# [Problem description]
Copy all lines of the listing that include the string "gecontroleerd".

--- Begin Record list ---

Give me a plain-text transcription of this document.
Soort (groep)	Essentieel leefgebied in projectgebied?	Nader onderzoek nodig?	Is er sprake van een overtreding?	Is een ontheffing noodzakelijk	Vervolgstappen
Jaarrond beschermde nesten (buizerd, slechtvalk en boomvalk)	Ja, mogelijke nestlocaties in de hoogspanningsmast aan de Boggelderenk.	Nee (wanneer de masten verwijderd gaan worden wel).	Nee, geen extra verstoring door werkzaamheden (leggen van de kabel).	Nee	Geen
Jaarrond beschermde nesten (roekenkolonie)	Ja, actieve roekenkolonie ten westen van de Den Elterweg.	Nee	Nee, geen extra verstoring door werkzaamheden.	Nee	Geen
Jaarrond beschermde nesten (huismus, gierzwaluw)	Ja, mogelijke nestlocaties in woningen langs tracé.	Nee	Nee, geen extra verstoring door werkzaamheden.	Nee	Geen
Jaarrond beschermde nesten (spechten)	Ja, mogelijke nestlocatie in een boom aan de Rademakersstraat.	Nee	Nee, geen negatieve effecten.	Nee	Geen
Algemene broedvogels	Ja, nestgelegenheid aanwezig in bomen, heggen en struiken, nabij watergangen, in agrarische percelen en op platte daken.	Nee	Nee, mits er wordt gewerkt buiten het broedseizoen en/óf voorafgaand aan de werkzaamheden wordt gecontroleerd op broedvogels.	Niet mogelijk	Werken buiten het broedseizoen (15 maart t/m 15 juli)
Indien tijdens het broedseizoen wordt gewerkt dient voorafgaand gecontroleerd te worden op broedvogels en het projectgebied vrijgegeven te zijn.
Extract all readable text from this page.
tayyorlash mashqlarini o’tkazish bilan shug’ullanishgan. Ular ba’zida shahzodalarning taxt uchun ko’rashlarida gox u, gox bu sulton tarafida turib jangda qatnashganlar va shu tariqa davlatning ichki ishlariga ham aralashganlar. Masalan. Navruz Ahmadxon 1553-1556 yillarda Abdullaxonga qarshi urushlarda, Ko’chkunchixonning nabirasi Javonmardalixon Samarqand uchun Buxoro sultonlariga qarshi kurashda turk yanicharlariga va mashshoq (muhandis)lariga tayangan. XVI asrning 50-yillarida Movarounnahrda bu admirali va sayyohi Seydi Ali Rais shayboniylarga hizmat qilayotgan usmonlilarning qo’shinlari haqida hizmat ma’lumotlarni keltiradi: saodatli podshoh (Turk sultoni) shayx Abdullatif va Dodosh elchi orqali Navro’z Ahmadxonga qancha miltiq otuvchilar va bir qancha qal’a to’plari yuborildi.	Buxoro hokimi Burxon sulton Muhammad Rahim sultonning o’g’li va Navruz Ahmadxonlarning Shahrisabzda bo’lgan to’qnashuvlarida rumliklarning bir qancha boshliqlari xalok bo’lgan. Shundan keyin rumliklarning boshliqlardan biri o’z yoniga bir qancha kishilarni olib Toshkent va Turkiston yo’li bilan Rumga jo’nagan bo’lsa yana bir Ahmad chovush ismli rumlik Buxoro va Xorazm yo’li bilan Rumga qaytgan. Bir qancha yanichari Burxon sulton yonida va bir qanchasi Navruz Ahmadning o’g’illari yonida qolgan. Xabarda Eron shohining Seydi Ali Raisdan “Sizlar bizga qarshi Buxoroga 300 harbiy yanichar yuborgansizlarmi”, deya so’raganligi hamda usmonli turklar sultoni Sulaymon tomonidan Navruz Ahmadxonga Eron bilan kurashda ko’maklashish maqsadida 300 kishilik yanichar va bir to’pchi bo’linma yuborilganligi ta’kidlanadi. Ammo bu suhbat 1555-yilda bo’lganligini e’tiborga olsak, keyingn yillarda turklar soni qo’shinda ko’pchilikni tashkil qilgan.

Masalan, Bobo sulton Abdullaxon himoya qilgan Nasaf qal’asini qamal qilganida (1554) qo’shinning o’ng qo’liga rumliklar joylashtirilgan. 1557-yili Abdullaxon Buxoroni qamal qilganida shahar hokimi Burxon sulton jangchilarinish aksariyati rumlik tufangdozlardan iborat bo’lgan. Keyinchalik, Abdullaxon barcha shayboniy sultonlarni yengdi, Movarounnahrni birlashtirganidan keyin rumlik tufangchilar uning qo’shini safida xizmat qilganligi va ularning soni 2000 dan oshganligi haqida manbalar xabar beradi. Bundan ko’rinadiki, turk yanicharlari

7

--- End Record list ---

# [The solution]
Algemene broedvogels	Ja, nestgelegenheid aanwezig in bomen, heggen en struiken, nabij watergangen, in agrarische percelen en op platte daken.	Nee	Nee, mits er wordt gewerkt buiten het broedseizoen en/óf voorafgaand aan de werkzaamheden wordt gecontroleerd op broedvogels.	Niet mogelijk	Werken buiten het broedseizoen (15 maart t/m 15 juli)
Indien tijdens het broedseizoen wordt gewerkt dient voorafgaand gecontroleerd te worden op broedvogels en het projectgebied vrijgegeven te zijn.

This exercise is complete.